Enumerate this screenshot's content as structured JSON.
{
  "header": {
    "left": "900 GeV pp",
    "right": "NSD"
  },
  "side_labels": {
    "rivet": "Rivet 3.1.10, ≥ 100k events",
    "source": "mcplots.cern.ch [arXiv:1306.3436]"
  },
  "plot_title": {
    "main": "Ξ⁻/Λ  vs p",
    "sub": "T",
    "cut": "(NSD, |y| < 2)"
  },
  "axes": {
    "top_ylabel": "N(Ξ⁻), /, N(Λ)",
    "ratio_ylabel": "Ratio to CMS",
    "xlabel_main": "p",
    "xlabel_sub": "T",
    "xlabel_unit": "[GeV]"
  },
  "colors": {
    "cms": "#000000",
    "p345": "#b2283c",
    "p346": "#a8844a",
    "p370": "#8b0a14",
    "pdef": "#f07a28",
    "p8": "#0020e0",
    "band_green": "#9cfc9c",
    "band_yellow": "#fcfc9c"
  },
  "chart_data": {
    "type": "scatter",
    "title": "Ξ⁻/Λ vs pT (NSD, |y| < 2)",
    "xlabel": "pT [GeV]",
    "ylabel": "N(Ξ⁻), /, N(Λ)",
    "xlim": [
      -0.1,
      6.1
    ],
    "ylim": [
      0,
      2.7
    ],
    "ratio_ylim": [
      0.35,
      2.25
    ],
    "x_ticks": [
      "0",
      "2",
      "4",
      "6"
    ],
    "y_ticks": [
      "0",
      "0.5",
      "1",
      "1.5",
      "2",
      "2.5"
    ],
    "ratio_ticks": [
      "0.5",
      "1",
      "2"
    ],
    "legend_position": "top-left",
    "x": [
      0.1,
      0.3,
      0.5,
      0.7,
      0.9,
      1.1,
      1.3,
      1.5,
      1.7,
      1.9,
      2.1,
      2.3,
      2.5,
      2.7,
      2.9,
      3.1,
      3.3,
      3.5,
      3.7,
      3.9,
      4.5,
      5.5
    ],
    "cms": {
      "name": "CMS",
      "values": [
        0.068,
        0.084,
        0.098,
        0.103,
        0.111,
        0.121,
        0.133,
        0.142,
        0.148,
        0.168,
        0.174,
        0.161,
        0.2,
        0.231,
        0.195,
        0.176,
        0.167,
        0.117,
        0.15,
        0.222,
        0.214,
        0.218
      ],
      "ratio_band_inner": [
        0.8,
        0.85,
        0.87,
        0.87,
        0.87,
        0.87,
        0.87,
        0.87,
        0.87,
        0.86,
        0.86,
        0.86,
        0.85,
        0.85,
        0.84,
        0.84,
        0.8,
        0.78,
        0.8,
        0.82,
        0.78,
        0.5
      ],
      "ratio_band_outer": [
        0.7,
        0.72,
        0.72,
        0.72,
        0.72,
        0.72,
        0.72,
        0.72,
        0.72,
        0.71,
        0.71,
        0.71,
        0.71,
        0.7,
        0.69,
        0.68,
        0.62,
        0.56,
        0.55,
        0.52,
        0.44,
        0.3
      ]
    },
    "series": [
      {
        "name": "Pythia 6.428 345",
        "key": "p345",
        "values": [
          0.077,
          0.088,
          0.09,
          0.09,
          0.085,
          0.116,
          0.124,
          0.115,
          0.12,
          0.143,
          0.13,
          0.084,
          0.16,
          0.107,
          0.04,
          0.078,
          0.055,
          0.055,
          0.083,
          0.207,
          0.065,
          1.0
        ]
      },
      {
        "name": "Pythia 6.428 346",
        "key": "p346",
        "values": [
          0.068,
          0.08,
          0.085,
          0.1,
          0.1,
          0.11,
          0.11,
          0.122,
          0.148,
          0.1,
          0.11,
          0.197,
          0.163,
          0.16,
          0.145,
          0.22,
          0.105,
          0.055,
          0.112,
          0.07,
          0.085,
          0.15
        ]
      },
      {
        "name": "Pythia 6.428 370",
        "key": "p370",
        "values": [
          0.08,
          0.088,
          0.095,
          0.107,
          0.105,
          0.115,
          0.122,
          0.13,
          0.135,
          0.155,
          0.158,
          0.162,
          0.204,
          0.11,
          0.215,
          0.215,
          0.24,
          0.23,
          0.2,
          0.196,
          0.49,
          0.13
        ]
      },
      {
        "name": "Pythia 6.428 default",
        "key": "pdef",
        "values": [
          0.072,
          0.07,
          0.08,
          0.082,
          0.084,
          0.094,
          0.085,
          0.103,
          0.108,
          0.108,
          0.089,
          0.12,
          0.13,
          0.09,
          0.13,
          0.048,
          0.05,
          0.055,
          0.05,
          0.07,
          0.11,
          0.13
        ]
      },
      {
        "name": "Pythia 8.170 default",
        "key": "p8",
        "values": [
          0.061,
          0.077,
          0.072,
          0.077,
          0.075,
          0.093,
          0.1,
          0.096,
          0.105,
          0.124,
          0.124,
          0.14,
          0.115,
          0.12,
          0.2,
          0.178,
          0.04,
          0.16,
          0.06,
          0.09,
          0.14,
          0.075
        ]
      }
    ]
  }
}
◇ ◇ ◇
◆ What you need to do ◆
Determine how many lines of the material include the string "default". Output only that count.

◆ Output ◆
2